WHAT YOU SHOULD DO:
Copy the listing verbatim, excluding any images found in it.

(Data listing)

• • •

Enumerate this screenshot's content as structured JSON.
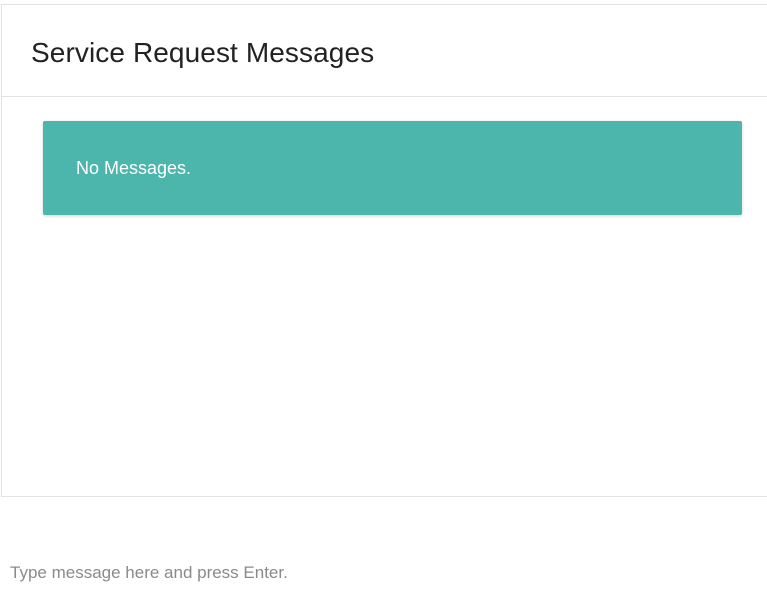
{
  "panel": {
    "title": "Service Request Messages"
  },
  "messages": {
    "empty_text": "No Messages.",
    "alert_color": "#4db6ac"
  },
  "composer": {
    "value": "",
    "placeholder": "Type message here and press Enter."
  }
}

• • •

THE COMPLETED TASK:
Enumerate this screenshot's content as structured JSON.
{
  "panel": {
    "title": "Service Request Messages"
  },
  "messages": {
    "empty_text": "No Messages.",
    "alert_color": "#4db6ac"
  },
  "composer": {
    "value": "",
    "placeholder": "Type message here and press Enter."
  }
}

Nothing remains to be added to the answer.